Scan the listing below. Report each line that includes "dijalankan".
_ _ _ _
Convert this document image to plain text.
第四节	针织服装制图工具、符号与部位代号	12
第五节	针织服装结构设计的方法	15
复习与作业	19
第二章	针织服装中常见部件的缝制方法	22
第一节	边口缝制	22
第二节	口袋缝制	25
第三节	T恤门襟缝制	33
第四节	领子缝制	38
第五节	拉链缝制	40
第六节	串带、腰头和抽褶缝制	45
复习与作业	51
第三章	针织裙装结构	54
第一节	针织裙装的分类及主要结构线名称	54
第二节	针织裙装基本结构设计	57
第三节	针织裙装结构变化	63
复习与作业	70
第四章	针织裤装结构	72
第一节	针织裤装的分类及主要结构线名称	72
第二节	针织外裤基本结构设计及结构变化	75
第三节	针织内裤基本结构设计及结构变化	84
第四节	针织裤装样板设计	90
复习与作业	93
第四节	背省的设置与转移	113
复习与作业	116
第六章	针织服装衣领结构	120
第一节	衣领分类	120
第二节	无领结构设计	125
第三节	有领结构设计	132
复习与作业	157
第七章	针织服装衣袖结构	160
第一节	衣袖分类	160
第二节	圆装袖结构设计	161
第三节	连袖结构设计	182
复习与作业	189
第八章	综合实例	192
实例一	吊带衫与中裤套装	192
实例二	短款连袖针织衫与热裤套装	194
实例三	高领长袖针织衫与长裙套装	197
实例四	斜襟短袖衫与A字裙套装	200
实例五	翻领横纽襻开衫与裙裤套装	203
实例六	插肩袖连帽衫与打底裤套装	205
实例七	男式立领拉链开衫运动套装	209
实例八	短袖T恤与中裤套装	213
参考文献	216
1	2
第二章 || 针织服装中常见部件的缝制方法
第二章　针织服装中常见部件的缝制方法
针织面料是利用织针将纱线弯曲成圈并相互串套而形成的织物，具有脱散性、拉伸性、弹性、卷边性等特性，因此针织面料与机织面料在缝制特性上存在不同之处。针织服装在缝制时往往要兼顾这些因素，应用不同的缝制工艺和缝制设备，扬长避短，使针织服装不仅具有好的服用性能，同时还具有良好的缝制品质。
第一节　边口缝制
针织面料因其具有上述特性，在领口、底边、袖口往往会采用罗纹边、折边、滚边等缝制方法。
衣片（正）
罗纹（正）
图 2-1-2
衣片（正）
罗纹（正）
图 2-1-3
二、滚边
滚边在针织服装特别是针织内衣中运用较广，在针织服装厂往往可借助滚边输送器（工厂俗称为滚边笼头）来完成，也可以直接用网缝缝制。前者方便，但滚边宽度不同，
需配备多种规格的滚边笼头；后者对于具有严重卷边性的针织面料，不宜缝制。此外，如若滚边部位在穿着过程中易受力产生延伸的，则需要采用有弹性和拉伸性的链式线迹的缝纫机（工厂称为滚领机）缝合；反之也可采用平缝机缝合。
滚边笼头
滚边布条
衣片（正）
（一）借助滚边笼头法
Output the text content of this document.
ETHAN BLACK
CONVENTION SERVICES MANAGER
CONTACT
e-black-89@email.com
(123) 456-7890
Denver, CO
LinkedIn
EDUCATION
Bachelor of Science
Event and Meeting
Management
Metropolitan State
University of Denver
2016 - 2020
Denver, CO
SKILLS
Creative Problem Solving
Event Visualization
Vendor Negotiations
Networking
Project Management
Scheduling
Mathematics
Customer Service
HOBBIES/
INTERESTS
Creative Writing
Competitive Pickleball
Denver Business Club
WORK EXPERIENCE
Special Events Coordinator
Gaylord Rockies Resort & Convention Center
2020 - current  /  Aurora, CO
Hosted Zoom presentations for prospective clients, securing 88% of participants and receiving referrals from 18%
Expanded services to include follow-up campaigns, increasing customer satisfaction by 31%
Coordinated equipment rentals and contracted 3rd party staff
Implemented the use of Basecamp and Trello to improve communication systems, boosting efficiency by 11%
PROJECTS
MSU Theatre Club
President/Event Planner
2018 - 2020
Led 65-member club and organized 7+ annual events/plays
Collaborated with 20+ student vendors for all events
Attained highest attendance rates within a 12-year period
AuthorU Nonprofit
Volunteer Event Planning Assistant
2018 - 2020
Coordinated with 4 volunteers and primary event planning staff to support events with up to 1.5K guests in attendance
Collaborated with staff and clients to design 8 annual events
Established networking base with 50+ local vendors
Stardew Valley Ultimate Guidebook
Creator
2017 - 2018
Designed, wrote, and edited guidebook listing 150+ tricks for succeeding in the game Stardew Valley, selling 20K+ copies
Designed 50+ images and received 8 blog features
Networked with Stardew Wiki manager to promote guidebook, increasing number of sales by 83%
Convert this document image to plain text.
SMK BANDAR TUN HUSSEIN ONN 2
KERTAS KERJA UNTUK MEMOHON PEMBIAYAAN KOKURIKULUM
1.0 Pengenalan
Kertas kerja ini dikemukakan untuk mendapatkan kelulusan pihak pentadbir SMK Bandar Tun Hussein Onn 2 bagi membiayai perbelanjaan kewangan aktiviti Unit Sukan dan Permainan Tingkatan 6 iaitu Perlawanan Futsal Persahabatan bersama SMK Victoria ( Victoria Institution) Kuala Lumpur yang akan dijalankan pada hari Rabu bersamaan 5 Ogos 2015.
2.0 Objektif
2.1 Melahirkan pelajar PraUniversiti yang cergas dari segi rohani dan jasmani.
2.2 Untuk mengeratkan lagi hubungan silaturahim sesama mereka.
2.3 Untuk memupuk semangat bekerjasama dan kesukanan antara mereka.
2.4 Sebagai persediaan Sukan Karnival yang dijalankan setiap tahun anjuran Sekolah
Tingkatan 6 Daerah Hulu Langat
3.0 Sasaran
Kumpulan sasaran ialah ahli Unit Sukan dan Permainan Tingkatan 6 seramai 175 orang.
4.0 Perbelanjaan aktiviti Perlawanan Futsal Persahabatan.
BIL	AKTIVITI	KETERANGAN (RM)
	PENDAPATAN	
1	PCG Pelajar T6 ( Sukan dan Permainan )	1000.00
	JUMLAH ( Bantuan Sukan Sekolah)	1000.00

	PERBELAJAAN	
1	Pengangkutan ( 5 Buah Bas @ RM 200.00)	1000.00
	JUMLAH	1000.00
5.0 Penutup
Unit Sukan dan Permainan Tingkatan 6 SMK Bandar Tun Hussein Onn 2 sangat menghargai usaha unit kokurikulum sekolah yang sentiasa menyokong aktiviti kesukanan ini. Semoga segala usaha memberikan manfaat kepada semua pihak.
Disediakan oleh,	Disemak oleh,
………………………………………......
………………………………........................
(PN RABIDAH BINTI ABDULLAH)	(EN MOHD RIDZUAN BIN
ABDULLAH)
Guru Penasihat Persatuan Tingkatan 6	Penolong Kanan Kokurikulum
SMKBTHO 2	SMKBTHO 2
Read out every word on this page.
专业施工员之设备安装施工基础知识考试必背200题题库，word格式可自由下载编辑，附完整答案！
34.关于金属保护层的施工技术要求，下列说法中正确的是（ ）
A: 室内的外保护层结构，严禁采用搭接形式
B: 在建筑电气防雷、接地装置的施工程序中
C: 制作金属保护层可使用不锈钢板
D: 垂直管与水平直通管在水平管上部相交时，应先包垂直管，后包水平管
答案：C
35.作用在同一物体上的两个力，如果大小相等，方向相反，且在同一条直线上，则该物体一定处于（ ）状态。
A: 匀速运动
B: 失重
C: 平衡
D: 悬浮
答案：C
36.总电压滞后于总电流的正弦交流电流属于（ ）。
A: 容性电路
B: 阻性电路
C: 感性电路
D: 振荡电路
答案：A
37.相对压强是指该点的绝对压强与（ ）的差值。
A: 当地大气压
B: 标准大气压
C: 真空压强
_ _ _ _
Completed task>
Kertas kerja ini dikemukakan untuk mendapatkan kelulusan pihak pentadbir SMK Bandar Tun Hussein Onn 2 bagi membiayai perbelanjaan kewangan aktiviti Unit Sukan dan Permainan Tingkatan 6 iaitu Perlawanan Futsal Persahabatan bersama SMK Victoria ( Victoria Institution) Kuala Lumpur yang akan dijalankan pada hari Rabu bersamaan 5 Ogos 2015.
2.4 Sebagai persediaan Sukan Karnival yang dijalankan setiap tahun anjuran Sekolah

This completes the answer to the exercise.